13. A process according to claim 12 wherein fresh hydrogen is introduced
into said countercurrent reaction stage to provide all or a portion of the
reaction hydrogen for said countercurrent reaction stage.
14. A process according to claim 13 wherein said countercurrent and vapor
stages are present in a single vessel.
15. A process according to claim 14 wherein said countercurrent vapor
effluent contains hydrogen in an amount sufficient for said vapor stage
hydroprocessing.
Description
BACKGROUND OF THE DISCLOSURE
1. Field of the Invention
The present invention relates to hydroprocessing hydrocarbonaceous feeds
using a combination of cocurrent and countercurrent liquid hydroprocessing
stages and one vapor hydroprocessing reaction stage. More particularly the
invention relates to catalytically hydroprocessing a hydrocarbonaceous
feed in a first liquid reaction stage in which the feed and treat gas flow
cocurrently to produce a liquid and vapor effluent which are separated,
with the liquid then hydroprocessed in a second stage flowing
countercurrently to the treat gas to produce a hydroprocessed product
liquid at the bottom of the second stage and a vapor effluent at the top,
with both vapor effluents combined and hydroprocessed in a vapor stage.
2. Background of the Invention
As supplies of lighter and cleaner feeds dwindle, the petroleum industry
will need to rely more heavily on relatively high boiling feeds derived
from such materials as coal, tar sands, shale oil, and heavy crudes, all
of which typically contain significantly more undesirable components,
especially from an environmental point of view. These components include
halides, metals, unsaturates and heteroatoms such as sulfur, nitrogen, and
oxygen. Furthermore, due to environmental concerns, specifications for
fuels, lubricants, and chemical products, with respect to such undesirable
components, are continually becoming tighter. Consequently, such feeds and
product streams require more upgrading in order to reduce the content of
such undesirable components and this increases the cost of the finished
products.

• _Given request A_:
Answer these questions using the hydroprocessing text:
(i) According to claim 14, where are the countercurrent and vapor stages present?
(ii) How do the feed and treat gas flow in the first liquid reaction stage?
(iii) What undesirable components are listed in the background section?
The hydroprocessing text and the rows are unrelated to each other.

• _Records shown_:
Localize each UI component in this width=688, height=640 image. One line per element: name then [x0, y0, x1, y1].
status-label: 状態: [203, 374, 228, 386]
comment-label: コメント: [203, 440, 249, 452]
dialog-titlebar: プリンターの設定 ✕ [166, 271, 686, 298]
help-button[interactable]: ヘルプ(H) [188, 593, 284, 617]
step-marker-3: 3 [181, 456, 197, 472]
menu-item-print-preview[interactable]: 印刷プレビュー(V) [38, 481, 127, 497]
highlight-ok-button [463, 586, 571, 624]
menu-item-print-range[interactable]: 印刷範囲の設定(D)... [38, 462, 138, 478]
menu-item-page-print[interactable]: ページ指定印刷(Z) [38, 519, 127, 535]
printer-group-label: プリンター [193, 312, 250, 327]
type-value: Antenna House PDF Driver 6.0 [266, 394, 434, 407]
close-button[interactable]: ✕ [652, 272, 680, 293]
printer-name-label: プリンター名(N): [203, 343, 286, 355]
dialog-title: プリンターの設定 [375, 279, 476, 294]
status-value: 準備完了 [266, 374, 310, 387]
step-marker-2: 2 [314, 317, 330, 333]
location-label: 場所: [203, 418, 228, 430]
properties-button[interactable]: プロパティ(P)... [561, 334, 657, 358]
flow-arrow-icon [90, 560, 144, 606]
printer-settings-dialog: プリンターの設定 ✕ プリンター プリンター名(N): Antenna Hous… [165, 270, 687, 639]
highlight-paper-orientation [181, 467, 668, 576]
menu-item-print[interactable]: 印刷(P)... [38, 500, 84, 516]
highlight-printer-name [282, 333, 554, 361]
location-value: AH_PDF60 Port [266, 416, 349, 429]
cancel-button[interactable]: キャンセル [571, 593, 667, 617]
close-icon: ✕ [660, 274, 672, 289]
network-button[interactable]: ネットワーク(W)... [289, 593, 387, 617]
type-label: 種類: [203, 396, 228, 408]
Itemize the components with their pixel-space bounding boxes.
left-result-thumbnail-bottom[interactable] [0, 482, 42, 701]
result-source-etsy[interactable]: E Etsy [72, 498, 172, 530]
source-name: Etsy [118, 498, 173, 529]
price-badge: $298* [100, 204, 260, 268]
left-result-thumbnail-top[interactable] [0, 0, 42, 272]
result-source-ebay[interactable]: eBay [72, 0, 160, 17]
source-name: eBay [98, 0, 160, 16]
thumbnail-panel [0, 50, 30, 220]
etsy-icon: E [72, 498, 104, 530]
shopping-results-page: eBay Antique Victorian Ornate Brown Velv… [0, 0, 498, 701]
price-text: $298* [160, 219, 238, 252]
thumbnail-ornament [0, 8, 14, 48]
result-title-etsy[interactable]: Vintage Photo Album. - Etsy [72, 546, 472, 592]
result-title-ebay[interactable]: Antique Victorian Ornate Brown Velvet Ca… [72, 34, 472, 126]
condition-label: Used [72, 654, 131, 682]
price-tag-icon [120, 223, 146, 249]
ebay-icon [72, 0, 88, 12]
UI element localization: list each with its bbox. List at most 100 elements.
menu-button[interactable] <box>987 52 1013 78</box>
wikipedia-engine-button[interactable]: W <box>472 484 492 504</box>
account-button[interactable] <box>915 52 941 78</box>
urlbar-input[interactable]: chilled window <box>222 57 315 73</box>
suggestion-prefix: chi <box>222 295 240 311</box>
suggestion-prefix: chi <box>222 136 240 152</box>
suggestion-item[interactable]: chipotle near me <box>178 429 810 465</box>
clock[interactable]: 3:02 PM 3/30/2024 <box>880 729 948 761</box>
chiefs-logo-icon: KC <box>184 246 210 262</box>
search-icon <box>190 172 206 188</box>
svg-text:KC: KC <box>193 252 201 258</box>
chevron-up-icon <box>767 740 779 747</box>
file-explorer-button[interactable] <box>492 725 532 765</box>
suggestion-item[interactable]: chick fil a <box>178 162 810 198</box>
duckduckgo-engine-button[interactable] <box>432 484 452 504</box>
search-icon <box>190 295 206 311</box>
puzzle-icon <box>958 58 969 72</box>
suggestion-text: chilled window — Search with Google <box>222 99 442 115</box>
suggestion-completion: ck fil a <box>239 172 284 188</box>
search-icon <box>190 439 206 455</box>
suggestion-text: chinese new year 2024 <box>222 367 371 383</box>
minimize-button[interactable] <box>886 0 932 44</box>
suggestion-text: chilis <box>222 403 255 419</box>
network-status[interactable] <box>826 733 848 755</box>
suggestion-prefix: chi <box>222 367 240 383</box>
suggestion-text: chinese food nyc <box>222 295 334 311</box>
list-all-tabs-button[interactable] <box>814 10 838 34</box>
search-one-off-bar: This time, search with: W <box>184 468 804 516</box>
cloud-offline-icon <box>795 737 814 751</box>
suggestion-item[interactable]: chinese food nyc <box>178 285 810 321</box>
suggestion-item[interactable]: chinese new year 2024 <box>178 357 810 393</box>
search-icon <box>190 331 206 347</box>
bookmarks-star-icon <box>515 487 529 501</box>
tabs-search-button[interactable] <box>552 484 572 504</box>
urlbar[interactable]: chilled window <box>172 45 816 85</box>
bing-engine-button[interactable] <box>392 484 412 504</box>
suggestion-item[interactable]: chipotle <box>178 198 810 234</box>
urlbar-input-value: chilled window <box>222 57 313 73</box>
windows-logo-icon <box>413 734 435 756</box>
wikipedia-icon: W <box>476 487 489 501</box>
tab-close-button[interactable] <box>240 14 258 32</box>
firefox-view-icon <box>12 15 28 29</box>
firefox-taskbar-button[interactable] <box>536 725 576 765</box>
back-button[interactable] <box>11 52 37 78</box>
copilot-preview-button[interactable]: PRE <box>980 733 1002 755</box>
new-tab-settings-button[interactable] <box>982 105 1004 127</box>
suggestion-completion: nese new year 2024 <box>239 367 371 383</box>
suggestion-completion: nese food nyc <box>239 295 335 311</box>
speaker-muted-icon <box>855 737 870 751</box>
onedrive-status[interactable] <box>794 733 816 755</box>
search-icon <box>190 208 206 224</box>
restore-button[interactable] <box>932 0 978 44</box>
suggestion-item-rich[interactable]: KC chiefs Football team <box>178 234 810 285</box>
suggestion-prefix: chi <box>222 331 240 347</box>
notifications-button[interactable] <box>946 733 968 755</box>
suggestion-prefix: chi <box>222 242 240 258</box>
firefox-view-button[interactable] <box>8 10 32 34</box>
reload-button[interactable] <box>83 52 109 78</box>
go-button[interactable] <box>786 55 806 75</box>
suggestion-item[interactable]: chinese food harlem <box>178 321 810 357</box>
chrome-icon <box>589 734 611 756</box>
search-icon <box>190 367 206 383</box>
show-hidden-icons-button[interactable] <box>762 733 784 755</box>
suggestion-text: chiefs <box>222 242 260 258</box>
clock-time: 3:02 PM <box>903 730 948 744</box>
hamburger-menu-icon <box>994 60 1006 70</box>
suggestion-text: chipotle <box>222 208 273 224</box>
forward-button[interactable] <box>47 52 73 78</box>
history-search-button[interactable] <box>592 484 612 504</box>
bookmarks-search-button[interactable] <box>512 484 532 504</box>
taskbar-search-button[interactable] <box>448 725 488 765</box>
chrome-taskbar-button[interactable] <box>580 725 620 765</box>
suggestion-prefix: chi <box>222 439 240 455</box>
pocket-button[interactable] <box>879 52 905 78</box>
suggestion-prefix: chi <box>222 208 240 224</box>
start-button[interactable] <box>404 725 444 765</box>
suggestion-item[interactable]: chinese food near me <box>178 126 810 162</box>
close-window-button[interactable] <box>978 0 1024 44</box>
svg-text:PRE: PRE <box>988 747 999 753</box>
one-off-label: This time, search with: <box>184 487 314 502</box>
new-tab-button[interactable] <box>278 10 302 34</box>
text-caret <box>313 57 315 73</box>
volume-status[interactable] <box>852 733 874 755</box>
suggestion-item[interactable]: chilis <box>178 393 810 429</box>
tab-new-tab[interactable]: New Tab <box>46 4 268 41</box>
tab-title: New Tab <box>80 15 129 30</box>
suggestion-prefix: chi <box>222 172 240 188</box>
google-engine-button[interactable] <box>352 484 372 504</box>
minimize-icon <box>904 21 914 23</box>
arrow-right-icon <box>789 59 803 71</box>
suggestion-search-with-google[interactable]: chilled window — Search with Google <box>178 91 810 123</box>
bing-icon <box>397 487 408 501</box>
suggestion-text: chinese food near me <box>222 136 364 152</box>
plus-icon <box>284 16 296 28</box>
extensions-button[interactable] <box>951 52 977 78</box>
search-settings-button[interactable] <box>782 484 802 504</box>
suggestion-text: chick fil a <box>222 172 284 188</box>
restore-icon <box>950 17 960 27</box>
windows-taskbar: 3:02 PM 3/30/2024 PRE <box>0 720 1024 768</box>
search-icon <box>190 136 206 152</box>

• _Given request B_: Rewrite the rows starting at the first row and ending at the row containing "519, 127, 535]", replacing "interactable" with "clickable" and leaving everything else unchanged.

• _Exercise result A_:
(i) In a single vessel.
(ii) Cocurrently.
(iii) Halides, metals, unsaturates and heteroatoms such as sulfur, nitrogen, and oxygen.

• _Exercise result B_:
Localize each UI component in this width=688, height=640 image. One line per element: name then [x0, y0, x1, y1].
status-label: 状態: [203, 374, 228, 386]
comment-label: コメント: [203, 440, 249, 452]
dialog-titlebar: プリンターの設定 ✕ [166, 271, 686, 298]
help-button[clickable]: ヘルプ(H) [188, 593, 284, 617]
step-marker-3: 3 [181, 456, 197, 472]
menu-item-print-preview[clickable]: 印刷プレビュー(V) [38, 481, 127, 497]
highlight-ok-button [463, 586, 571, 624]
menu-item-print-range[clickable]: 印刷範囲の設定(D)... [38, 462, 138, 478]
menu-item-page-print[clickable]: ページ指定印刷(Z) [38, 519, 127, 535]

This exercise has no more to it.